Stated goal
From the line containing "What text is on this page?" to the last line of the data below, copy everything exactly and nothing else; pictures stay out.

Dataset content
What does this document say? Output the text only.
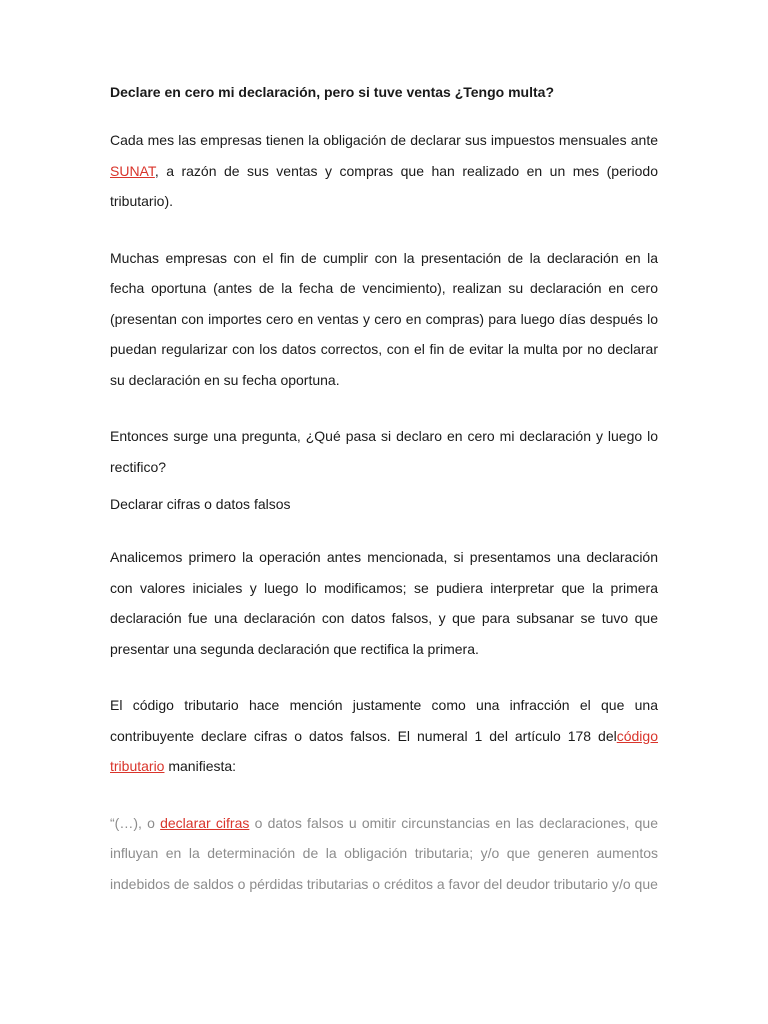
Declare en cero mi declaración, pero si tuve ventas ¿Tengo multa?

Cada mes las empresas tienen la obligación de declarar sus impuestos mensuales ante SUNAT, a razón de sus ventas y compras que han realizado en un mes (periodo tributario).

Muchas empresas con el fin de cumplir con la presentación de la declaración en la fecha oportuna (antes de la fecha de vencimiento), realizan su declaración en cero (presentan con importes cero en ventas y cero en compras) para luego días después lo puedan regularizar con los datos correctos, con el fin de evitar la multa por no declarar su declaración en su fecha oportuna.

Entonces surge una pregunta, ¿Qué pasa si declaro en cero mi declaración y luego lo rectifico?

Declarar cifras o datos falsos

Analicemos primero la operación antes mencionada, si presentamos una declaración con valores iniciales y luego lo modificamos; se pudiera interpretar que la primera declaración fue una declaración con datos falsos, y que para subsanar se tuvo que presentar una segunda declaración que rectifica la primera.

El código tributario hace mención justamente como una infracción el que una contribuyente declare cifras o datos falsos. El numeral 1 del artículo 178 delcódigo tributario manifiesta:

“(…), o declarar cifras o datos falsos u omitir circunstancias en las declaraciones, que influyan en la determinación de la obligación tributaria; y/o que generen aumentos indebidos de saldos o pérdidas tributarias o créditos a favor del deudor tributario y/o que
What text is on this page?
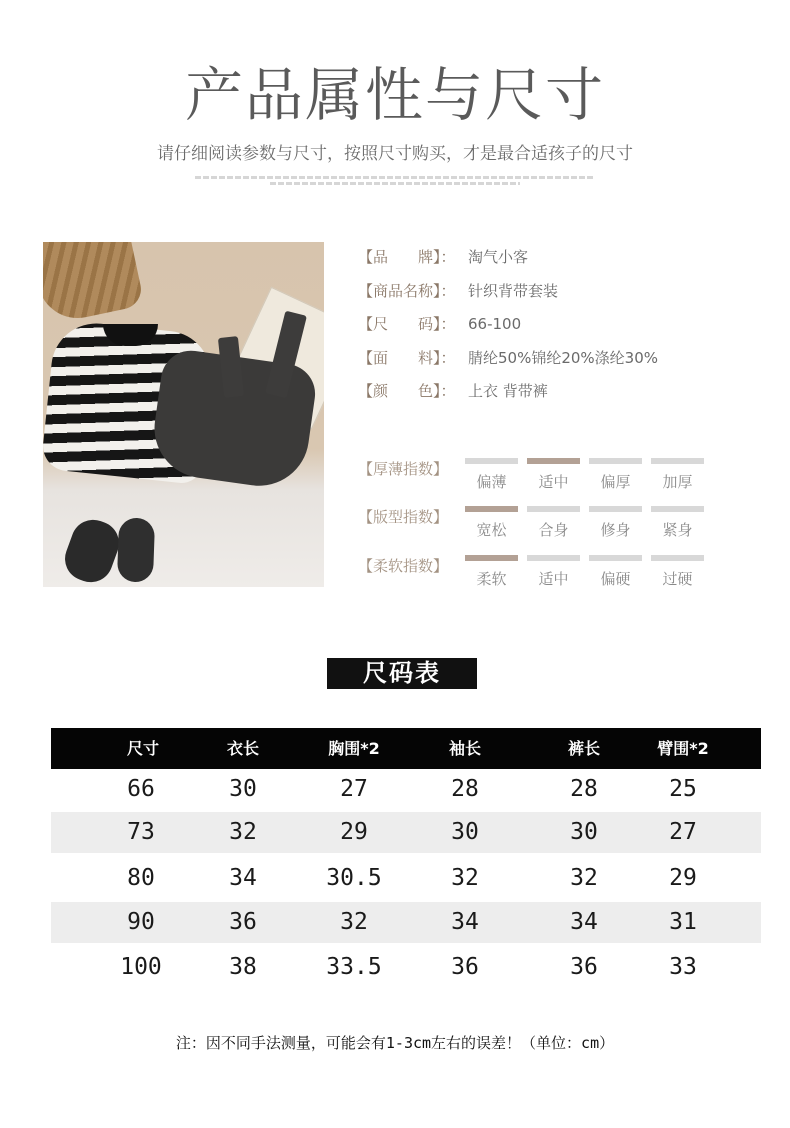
产品属性与尺寸
请仔细阅读参数与尺寸，按照尺寸购买，才是最合适孩子的尺寸
【品　　牌】： 淘气小客
【商品名称】： 针织背带套装
【尺　　码】： 66-100
【面　　料】： 腈纶50%锦纶20%涤纶30%
【颜　　色】： 上衣 背带裤
【厚薄指数】
偏薄	适中	偏厚	加厚
【版型指数】
宽松	合身	修身	紧身
【柔软指数】
柔软	适中	偏硬	过硬
尺码表
尺寸	衣长	胸围*2	袖长	裤长	臂围*2
66	30	27	28	28	25
73	32	29	30	30	27
80	34	30.5	32	32	29
90	36	32	34	34	31
100	38	33.5	36	36	33
注：因不同手法测量，可能会有1-3cm左右的误差！（单位：cm）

Result of this task
What text is on this page?
产品属性与尺寸
请仔细阅读参数与尺寸，按照尺寸购买，才是最合适孩子的尺寸
【品　　牌】： 淘气小客
【商品名称】： 针织背带套装
【尺　　码】： 66-100
【面　　料】： 腈纶50%锦纶20%涤纶30%
【颜　　色】： 上衣 背带裤
【厚薄指数】
偏薄	适中	偏厚	加厚
【版型指数】
宽松	合身	修身	紧身
【柔软指数】
柔软	适中	偏硬	过硬
尺码表
尺寸	衣长	胸围*2	袖长	裤长	臂围*2
66	30	27	28	28	25
73	32	29	30	30	27
80	34	30.5	32	32	29
90	36	32	34	34	31
100	38	33.5	36	36	33
注：因不同手法测量，可能会有1-3cm左右的误差！（单位：cm）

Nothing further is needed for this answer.